╭─ RECORD LIST

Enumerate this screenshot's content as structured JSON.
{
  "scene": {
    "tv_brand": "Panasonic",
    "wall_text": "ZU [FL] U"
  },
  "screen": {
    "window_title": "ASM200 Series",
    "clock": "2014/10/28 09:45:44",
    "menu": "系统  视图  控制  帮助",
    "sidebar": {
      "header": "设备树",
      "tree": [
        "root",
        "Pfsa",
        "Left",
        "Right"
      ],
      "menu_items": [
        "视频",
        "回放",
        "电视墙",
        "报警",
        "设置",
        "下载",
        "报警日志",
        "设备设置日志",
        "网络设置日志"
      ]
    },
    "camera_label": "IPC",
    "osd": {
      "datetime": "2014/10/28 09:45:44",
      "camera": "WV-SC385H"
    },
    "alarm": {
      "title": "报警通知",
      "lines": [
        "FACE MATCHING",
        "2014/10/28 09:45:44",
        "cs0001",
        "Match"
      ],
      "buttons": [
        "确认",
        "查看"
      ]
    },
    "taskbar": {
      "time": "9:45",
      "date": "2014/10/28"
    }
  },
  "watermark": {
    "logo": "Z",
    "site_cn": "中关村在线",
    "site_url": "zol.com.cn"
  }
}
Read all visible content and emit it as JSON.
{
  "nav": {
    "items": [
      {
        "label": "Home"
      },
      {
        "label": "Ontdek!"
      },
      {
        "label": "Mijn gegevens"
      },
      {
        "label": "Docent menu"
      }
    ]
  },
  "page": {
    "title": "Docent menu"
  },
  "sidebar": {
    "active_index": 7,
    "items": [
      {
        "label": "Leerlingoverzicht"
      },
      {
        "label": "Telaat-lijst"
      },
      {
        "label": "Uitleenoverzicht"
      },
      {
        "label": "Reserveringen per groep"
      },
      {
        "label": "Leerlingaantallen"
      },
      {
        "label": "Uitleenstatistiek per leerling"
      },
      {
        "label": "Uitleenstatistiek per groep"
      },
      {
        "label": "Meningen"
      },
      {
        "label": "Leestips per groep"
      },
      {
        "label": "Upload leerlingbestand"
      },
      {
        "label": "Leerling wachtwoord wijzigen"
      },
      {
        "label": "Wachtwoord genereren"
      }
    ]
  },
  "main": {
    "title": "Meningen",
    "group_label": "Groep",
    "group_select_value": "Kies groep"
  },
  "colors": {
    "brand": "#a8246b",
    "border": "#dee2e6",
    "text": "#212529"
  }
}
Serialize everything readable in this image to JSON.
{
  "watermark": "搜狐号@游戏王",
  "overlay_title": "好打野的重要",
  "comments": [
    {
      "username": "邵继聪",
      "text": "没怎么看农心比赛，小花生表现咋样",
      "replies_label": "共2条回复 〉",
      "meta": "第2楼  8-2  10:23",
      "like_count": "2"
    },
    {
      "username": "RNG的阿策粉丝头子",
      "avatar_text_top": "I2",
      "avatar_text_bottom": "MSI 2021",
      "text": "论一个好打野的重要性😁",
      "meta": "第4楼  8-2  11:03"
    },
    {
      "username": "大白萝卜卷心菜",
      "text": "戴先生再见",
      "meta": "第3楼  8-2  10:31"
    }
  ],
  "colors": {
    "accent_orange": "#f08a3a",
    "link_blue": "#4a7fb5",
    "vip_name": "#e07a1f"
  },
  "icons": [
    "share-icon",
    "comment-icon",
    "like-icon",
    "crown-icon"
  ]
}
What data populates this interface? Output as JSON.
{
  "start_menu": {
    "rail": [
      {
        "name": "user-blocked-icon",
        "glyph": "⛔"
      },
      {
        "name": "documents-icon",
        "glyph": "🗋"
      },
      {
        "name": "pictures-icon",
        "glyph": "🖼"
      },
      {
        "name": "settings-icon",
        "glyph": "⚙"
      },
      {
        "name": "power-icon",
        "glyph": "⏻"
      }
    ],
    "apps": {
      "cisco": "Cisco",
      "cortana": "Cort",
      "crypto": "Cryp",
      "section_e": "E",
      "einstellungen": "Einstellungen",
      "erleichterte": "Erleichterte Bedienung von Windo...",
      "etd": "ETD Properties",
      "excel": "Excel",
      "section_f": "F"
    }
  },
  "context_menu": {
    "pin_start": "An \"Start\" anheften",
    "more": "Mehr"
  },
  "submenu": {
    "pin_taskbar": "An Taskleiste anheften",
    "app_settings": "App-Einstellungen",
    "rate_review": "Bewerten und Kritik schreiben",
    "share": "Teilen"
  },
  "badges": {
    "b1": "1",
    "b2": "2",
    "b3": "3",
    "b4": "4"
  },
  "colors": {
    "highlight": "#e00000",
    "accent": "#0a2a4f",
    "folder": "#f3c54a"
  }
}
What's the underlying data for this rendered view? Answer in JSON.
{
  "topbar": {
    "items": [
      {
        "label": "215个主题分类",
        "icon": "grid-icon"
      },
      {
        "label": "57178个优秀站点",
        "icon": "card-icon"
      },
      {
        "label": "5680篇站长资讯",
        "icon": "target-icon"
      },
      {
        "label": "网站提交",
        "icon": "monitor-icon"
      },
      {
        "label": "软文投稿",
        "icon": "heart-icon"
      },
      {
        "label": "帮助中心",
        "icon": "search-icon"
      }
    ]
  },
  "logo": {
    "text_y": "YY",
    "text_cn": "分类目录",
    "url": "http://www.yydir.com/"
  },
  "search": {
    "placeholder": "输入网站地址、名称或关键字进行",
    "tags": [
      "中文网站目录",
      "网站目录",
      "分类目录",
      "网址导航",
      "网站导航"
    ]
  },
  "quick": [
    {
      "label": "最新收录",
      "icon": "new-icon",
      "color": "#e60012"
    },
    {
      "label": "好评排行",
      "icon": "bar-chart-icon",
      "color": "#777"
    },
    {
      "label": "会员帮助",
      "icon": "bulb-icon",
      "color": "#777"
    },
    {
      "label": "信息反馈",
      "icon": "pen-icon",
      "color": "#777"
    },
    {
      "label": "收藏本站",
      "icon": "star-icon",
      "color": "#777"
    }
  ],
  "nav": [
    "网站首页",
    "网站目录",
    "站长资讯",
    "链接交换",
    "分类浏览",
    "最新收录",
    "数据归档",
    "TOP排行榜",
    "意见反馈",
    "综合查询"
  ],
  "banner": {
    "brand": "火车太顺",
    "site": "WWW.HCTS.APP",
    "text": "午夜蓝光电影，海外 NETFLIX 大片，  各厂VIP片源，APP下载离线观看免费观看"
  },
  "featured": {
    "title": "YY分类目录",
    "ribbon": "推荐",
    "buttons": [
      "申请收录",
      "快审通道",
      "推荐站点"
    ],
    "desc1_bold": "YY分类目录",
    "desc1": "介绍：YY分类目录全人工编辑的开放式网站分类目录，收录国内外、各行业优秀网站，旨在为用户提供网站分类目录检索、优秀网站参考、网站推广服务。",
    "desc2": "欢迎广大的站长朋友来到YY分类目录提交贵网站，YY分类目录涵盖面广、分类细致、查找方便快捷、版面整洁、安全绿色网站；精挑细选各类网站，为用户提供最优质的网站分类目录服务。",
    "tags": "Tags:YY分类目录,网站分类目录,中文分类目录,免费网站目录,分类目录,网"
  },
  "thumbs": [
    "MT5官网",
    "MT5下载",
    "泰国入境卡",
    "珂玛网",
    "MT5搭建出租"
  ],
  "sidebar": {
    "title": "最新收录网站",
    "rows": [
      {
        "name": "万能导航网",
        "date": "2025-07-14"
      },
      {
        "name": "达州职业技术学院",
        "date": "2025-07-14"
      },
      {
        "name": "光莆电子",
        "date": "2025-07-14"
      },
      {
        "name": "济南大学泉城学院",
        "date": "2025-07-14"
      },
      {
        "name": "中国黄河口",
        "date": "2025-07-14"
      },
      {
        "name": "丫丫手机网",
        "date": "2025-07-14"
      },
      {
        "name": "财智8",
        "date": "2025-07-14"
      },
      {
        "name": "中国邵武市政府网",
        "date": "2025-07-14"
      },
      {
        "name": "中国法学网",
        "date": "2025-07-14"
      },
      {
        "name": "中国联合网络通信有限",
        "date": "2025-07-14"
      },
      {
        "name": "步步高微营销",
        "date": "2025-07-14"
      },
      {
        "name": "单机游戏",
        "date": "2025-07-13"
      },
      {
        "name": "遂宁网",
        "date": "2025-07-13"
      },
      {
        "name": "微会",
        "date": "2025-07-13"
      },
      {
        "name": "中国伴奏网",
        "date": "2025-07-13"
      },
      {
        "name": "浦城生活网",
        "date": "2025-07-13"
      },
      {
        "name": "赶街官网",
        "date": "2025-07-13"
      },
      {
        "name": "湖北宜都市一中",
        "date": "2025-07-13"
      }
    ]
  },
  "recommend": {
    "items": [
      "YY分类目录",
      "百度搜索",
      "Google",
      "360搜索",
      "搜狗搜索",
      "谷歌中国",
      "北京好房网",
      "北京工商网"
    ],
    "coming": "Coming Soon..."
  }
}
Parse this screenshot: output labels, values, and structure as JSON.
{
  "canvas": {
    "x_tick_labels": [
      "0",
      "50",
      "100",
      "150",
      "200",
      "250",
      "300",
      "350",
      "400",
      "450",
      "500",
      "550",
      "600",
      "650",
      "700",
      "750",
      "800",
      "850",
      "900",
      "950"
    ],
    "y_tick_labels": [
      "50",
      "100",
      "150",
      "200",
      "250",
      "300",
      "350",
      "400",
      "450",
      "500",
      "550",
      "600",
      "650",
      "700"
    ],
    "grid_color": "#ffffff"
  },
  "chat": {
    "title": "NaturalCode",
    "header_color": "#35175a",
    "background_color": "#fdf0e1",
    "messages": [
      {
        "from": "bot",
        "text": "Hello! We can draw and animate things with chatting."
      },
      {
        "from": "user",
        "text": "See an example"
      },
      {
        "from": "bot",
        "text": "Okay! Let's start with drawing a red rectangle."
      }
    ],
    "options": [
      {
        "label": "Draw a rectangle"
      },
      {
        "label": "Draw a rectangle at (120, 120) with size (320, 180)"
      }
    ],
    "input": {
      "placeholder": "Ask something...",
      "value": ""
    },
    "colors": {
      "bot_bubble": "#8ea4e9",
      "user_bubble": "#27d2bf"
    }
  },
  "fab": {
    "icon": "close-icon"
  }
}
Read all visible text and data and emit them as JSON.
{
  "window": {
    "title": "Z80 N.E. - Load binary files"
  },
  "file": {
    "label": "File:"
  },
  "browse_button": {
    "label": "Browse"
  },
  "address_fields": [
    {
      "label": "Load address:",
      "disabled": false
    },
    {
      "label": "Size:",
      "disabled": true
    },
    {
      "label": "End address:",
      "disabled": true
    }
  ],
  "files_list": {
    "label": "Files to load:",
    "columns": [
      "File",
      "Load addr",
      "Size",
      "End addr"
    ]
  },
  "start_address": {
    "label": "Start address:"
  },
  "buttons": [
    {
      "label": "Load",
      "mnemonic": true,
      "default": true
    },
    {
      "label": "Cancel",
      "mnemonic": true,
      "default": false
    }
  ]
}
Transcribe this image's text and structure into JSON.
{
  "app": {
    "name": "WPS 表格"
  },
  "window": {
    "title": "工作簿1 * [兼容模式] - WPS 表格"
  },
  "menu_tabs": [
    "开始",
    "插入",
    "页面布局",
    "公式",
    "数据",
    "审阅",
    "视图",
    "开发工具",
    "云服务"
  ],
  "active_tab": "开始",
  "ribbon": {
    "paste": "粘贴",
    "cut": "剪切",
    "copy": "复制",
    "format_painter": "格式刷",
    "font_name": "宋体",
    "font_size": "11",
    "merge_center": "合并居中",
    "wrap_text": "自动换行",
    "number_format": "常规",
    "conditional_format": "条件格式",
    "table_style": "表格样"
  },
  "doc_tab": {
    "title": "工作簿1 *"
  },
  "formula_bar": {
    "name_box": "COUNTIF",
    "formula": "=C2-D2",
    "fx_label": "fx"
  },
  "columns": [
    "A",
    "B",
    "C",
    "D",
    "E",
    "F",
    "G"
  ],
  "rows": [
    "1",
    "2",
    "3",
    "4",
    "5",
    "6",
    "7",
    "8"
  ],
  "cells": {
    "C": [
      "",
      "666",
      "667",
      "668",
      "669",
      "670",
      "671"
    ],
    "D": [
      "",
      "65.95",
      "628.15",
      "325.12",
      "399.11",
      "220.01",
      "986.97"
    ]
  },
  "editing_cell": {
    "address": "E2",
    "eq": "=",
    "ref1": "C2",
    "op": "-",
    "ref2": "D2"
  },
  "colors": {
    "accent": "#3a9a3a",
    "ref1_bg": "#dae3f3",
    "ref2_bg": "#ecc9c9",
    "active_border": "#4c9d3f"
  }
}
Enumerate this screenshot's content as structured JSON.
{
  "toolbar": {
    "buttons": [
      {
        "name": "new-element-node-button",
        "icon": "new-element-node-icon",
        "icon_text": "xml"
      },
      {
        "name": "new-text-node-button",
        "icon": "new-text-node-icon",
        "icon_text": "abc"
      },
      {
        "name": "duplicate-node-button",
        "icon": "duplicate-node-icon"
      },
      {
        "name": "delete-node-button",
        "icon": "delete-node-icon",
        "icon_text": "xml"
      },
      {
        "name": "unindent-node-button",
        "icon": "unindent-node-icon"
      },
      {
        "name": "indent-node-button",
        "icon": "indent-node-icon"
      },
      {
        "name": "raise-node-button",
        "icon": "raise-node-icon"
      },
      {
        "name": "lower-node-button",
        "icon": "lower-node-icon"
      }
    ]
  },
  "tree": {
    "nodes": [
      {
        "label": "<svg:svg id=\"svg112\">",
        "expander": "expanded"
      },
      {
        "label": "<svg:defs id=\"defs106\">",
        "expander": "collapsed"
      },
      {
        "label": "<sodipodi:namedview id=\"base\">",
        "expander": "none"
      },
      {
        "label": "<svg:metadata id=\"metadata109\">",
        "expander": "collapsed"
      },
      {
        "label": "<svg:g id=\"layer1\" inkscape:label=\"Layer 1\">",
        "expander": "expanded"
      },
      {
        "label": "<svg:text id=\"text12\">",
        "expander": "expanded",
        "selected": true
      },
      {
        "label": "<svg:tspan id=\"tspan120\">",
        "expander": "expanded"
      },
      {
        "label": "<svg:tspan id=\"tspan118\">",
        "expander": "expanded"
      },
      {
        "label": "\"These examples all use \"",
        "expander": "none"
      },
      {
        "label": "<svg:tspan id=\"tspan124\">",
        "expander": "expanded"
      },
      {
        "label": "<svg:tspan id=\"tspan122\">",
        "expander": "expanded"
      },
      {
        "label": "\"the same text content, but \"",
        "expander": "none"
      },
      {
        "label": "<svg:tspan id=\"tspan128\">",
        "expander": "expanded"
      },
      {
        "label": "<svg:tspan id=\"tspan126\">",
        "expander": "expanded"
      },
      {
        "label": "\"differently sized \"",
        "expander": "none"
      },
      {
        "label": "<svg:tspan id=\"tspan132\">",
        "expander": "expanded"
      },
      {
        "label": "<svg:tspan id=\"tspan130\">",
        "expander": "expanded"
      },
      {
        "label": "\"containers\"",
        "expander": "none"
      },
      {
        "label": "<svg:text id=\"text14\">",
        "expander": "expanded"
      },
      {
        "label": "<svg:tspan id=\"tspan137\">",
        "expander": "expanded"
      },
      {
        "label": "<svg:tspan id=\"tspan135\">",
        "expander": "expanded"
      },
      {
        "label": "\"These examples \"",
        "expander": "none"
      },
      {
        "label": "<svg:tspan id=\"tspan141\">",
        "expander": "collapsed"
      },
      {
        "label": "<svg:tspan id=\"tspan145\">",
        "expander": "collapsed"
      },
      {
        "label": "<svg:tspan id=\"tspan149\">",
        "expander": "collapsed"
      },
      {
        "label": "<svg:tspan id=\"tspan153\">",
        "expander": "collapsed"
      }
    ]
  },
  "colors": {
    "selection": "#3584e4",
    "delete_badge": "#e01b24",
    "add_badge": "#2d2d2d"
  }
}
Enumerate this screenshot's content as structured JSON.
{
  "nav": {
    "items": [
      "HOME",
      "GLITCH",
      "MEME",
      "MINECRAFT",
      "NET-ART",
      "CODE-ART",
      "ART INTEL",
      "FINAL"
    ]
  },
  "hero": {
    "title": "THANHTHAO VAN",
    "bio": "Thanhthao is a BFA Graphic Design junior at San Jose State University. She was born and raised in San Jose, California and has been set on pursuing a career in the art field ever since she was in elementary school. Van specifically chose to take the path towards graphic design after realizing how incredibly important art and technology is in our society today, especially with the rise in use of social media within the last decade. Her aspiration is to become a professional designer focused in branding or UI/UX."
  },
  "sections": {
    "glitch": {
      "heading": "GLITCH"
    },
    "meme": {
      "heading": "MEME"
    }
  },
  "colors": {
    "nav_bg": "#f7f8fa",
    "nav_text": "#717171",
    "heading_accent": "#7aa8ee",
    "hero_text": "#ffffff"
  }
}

╰─

*TASK DETAILS*:
In the listing, find all lines with the string "image" and copy them.

*ANSWER TO THE TASK*:
Serialize everything readable in this image to JSON.
Transcribe this image's text and structure into JSON.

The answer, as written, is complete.